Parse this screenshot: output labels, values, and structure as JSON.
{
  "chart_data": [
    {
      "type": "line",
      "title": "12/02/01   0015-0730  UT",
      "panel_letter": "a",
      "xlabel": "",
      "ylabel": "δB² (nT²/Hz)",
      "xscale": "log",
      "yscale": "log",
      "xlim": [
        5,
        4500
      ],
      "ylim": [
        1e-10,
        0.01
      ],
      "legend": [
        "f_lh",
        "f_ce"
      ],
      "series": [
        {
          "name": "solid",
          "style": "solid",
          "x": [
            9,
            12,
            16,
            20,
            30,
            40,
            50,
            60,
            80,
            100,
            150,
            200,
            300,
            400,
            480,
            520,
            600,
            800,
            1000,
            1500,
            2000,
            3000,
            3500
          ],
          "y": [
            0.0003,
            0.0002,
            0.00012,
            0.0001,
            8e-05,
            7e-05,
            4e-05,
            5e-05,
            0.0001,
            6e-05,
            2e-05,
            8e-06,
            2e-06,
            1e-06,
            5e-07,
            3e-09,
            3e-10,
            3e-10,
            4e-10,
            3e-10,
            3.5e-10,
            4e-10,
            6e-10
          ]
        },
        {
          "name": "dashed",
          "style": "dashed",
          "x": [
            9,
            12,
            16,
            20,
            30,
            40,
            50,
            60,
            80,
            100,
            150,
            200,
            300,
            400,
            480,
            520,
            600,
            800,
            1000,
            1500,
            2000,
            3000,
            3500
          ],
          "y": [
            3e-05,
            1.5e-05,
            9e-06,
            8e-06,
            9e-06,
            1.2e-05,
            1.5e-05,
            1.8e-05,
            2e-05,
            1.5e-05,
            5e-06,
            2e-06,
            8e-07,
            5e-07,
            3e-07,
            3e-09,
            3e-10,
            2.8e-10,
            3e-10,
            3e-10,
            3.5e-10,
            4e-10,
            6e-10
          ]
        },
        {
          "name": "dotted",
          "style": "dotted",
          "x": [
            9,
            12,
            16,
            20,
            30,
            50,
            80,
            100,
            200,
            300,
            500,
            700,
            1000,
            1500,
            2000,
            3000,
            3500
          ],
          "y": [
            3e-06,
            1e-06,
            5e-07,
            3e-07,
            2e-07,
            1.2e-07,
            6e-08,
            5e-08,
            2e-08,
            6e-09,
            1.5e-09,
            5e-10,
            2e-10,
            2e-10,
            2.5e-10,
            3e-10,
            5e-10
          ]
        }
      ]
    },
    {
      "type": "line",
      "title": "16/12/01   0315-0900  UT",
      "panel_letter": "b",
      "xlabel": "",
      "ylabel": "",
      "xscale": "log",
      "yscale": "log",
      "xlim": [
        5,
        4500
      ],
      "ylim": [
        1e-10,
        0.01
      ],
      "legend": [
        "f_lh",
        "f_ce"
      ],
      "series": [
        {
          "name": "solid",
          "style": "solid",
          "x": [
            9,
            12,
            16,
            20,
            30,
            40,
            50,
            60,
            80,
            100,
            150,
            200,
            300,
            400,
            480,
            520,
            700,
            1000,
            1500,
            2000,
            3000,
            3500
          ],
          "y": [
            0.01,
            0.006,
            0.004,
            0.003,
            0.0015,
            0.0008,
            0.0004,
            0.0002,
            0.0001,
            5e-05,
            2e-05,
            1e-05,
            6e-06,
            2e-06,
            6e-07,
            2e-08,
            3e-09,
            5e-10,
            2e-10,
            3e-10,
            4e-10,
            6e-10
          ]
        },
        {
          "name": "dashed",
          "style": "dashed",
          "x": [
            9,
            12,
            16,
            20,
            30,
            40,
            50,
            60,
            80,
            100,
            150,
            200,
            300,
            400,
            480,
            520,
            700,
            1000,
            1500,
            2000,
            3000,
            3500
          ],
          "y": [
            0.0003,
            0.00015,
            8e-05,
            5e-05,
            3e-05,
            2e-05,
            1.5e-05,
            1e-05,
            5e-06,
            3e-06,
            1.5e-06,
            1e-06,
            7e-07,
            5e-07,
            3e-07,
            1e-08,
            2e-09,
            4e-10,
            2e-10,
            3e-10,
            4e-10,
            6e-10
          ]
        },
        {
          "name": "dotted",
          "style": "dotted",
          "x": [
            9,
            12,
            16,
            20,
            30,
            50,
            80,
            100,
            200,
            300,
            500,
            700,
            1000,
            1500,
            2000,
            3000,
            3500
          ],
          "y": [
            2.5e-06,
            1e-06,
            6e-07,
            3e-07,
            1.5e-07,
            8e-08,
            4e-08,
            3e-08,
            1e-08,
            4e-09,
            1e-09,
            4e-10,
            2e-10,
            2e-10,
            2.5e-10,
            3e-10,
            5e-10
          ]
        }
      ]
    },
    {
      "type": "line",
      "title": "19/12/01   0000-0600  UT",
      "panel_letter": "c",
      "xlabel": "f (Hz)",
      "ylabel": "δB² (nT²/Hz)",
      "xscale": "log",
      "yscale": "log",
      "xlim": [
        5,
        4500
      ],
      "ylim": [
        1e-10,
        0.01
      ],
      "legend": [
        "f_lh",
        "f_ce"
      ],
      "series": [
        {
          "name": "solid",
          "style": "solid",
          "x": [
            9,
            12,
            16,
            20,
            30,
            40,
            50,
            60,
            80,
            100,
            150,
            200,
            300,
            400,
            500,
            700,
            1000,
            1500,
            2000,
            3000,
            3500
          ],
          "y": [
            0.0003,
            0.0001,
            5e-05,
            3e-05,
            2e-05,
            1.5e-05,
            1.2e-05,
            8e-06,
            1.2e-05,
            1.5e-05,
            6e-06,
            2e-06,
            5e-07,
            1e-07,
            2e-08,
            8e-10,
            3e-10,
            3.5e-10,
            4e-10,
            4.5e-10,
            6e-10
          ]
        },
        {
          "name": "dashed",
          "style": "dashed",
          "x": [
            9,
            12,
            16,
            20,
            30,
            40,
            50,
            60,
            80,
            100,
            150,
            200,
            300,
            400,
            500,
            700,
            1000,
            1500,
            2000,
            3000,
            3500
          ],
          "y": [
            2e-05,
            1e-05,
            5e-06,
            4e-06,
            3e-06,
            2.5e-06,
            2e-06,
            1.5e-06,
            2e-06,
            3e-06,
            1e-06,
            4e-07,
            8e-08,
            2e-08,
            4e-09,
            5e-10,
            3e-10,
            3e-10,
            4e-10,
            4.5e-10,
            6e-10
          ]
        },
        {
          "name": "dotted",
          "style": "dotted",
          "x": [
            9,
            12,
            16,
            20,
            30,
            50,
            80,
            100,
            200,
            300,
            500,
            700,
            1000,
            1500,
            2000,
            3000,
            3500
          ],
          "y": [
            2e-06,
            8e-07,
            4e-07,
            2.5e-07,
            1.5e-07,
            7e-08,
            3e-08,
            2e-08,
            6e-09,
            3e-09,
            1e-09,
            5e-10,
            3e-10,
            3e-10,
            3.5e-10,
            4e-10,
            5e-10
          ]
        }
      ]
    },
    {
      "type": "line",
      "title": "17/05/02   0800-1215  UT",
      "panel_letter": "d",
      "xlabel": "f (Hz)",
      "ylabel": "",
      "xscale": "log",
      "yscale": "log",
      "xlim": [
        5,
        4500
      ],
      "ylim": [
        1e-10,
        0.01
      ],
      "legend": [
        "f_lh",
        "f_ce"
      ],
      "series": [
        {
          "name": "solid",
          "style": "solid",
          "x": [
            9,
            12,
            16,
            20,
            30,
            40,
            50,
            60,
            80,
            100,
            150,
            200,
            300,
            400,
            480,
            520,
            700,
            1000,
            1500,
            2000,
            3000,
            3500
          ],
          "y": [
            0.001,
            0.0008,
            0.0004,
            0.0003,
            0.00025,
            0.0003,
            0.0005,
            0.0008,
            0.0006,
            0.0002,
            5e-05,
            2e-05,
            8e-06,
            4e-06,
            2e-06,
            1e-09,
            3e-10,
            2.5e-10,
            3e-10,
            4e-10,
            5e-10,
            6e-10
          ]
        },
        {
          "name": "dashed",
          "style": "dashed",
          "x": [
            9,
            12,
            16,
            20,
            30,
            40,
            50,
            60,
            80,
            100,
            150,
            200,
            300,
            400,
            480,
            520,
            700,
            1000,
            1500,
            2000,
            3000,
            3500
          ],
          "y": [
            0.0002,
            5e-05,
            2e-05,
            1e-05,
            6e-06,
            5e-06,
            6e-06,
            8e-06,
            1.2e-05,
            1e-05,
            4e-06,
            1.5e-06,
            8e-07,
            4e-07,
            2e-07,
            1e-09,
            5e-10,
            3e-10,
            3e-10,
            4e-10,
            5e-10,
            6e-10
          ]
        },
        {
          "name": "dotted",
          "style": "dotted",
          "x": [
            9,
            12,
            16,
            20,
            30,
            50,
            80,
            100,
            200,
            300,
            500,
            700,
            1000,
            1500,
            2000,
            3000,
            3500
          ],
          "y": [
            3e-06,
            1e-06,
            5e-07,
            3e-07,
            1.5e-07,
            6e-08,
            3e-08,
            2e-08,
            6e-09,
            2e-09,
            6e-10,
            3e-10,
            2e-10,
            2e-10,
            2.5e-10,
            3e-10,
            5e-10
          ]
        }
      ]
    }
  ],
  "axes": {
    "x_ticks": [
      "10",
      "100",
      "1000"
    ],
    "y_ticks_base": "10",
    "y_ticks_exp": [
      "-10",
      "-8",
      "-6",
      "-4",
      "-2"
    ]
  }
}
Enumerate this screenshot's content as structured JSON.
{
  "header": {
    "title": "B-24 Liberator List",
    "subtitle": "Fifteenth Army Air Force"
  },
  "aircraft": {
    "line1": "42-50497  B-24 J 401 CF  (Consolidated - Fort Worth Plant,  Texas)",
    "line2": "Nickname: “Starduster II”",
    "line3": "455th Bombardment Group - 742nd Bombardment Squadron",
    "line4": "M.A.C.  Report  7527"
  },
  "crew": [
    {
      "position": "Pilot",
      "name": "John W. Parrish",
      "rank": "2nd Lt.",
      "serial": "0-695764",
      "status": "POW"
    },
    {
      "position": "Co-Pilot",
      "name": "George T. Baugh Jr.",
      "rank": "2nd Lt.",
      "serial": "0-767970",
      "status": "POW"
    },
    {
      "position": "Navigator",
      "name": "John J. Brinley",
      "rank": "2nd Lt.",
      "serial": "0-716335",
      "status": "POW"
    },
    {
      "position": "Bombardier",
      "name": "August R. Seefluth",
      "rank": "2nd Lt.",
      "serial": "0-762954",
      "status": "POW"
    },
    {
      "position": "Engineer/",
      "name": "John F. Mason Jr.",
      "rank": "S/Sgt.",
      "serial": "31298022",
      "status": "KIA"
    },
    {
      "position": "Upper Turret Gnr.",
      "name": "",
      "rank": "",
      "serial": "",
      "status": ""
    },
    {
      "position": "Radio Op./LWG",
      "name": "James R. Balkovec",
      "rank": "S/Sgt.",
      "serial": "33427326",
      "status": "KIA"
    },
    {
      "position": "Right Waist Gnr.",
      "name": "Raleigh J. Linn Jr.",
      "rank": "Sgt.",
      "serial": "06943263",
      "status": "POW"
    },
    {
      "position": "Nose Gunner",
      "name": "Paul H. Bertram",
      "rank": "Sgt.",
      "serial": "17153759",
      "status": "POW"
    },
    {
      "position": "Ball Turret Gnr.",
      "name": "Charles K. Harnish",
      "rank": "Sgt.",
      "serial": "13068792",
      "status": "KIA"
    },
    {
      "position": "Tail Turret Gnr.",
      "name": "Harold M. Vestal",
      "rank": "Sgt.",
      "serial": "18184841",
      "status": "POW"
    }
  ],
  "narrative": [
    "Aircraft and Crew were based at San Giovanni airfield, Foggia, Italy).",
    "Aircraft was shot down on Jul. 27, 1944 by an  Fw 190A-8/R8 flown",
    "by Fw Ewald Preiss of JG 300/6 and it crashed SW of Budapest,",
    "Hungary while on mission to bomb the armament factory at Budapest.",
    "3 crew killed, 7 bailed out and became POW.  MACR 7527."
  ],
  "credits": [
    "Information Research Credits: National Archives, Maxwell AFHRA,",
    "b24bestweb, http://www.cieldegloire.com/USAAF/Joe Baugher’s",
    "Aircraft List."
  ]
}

◆ **GIVEN TASK**
Look for the word "position" in every line of the listing and copy the lines that have it.

◆ **RESPONSE**
      "position": "Pilot",
      "position": "Co-Pilot",
      "position": "Navigator",
      "position": "Bombardier",
      "position": "Engineer/",
      "position": "Upper Turret Gnr.",
      "position": "Radio Op./LWG",
      "position": "Right Waist Gnr.",
      "position": "Nose Gunner",
      "position": "Ball Turret Gnr.",
      "position": "Tail Turret Gnr.",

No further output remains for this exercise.